(EXCERPTED TEXT)
"""

The current open cast working and the much smaller O'Reilly's, Puke Coal and Maramarua are the only remaining mines in the Waikato coalfield. It opened in 1958 and produces about 700,000 tonnes a year to make steel at Glenbrook and for limeworks, meat works, timber processing, light industry and horticulture. It was sold by Solid Energy to Bathurst Resources and Talleys in 2016.

The Rotowaro Class A train station was opened on the Huntly-Awaroa railway on 11 February 1918 (or 7 January) and closed to passengers on 26 June 1972 and to goods on 12 August 1997.

The Central Electric Power Board extended electricity to Rotowaro in 1928.

A hall was built in Rotowaro during the 1920s and opened by Rev H G Gilbert on 28 April 1929. The Royal Antediluvian Order of Buffaloes NZ Constitution of the Grand Lodge of England once had a lodge in Rotowaro, the aptly named Rotowaro Lodge No. 106 which at one point owned its own Lodge Hall in Rotowaro. The Lodge relocated to Ngāruawāhia in the 1980s but has long since ceased to operate. The formation of the Buffaloes lodge in Rotowaro was preceded by the establishment of other Fraternal Orders in Rotowaro such as the Oddfellows.

"""

(GIVEN INFORMATION)
"""

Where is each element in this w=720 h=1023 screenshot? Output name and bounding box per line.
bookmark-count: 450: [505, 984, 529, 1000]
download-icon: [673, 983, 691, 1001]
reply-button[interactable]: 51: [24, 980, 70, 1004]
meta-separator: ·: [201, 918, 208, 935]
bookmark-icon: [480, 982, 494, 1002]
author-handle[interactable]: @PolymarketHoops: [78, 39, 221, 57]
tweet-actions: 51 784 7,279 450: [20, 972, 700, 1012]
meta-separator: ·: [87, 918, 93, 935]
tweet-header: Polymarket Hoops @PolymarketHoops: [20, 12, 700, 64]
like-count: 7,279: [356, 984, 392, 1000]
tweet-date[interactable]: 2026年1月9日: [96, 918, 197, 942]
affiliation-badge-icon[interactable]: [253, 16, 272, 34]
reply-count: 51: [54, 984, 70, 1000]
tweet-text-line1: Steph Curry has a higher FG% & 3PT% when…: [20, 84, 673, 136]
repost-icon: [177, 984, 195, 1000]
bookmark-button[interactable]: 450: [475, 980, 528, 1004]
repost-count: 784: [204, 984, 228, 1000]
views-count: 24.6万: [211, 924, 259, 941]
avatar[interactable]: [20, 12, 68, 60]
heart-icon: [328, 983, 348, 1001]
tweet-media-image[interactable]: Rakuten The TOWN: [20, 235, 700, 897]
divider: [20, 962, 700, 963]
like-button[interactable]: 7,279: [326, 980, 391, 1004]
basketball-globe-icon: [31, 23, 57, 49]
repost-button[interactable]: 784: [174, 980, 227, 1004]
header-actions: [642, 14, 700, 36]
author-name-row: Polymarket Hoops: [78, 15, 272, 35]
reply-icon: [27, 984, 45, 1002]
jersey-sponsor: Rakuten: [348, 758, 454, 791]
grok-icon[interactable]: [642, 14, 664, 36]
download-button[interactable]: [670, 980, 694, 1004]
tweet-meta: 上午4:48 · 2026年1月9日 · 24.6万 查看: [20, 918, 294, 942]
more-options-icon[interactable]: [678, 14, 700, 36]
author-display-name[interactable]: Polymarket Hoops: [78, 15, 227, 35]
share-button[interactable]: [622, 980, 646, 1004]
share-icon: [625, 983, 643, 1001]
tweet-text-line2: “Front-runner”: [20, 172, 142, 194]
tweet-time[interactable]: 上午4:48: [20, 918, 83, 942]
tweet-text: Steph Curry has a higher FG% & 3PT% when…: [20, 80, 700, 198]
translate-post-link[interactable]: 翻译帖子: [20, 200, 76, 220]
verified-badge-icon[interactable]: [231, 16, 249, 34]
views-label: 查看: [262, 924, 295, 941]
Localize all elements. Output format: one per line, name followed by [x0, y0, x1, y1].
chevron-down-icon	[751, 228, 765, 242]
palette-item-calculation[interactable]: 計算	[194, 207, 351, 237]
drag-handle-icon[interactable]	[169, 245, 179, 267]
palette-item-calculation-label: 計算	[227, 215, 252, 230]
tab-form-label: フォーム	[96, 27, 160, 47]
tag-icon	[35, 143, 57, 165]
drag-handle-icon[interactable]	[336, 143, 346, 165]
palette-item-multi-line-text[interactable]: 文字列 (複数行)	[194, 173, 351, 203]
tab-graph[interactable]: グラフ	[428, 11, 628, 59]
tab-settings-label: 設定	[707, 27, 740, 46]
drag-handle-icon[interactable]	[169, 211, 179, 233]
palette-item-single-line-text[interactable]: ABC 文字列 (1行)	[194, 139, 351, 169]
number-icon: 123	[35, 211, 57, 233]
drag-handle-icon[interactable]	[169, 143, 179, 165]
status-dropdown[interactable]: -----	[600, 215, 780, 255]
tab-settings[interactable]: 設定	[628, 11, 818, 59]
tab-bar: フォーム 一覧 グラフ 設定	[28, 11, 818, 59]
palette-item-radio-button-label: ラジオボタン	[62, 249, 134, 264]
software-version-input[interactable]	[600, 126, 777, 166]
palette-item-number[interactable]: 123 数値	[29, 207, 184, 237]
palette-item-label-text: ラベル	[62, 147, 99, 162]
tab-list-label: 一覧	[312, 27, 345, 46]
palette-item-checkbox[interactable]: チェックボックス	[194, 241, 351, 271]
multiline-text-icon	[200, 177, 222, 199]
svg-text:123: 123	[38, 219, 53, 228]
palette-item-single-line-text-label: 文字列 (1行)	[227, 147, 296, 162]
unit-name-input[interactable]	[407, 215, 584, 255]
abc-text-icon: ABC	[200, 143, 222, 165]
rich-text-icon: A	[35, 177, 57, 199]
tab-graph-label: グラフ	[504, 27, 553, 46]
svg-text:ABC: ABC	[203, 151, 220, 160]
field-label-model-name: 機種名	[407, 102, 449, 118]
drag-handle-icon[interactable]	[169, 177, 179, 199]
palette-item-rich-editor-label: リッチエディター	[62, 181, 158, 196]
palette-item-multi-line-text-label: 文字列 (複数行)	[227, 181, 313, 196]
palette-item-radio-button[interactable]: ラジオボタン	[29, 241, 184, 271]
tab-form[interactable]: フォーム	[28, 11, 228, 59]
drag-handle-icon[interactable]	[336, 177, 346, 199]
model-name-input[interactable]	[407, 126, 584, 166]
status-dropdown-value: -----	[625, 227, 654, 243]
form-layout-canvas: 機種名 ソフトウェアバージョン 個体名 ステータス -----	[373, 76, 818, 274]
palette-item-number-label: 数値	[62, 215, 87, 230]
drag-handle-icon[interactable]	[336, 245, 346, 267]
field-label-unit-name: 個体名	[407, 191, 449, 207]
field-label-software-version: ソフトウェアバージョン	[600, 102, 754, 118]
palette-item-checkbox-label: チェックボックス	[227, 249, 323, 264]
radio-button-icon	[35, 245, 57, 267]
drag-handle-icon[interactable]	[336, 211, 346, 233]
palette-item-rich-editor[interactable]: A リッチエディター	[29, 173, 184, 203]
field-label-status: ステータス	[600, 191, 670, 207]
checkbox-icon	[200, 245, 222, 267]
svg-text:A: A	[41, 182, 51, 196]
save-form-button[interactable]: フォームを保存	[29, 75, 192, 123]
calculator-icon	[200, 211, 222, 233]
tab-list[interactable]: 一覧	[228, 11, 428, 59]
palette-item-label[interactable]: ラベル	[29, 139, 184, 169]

"""

(REQUIRED WORK)
[A] Can you sum up the passage on Rotowaro in two sentences?
[B] Would you write out the part of the passage on Rotowaro that opens with the words containing "The current open" and closes with "12 August 1997."?
The material has no connection to the passage on Rotowaro.

(RESPONSES)
[A] The current open cast working is one of the last remaining mines in the Waikato coalfield; it opened in 1958, produces about 700,000 tonnes a year, and was sold by Solid Energy to Bathurst Resources and Talleys in 2016. Rotowaro also had a railway station that opened in 1918 and closed to goods in 1997, received electricity in 1928, and got a hall in 1929, and it was home to fraternal orders such as the Oddfellows and a Buffaloes lodge that later moved to Ngāruawāhia and has long since ceased to operate.

[B]
The current open cast working and the much smaller O'Reilly's, Puke Coal and Maramarua are the only remaining mines in the Waikato coalfield. It opened in 1958 and produces about 700,000 tonnes a year to make steel at Glenbrook and for limeworks, meat works, timber processing, light industry and horticulture. It was sold by Solid Energy to Bathurst Resources and Talleys in 2016.

The Rotowaro Class A train station was opened on the Huntly-Awaroa railway on 11 February 1918 (or 7 January) and closed to passengers on 26 June 1972 and to goods on 12 August 1997.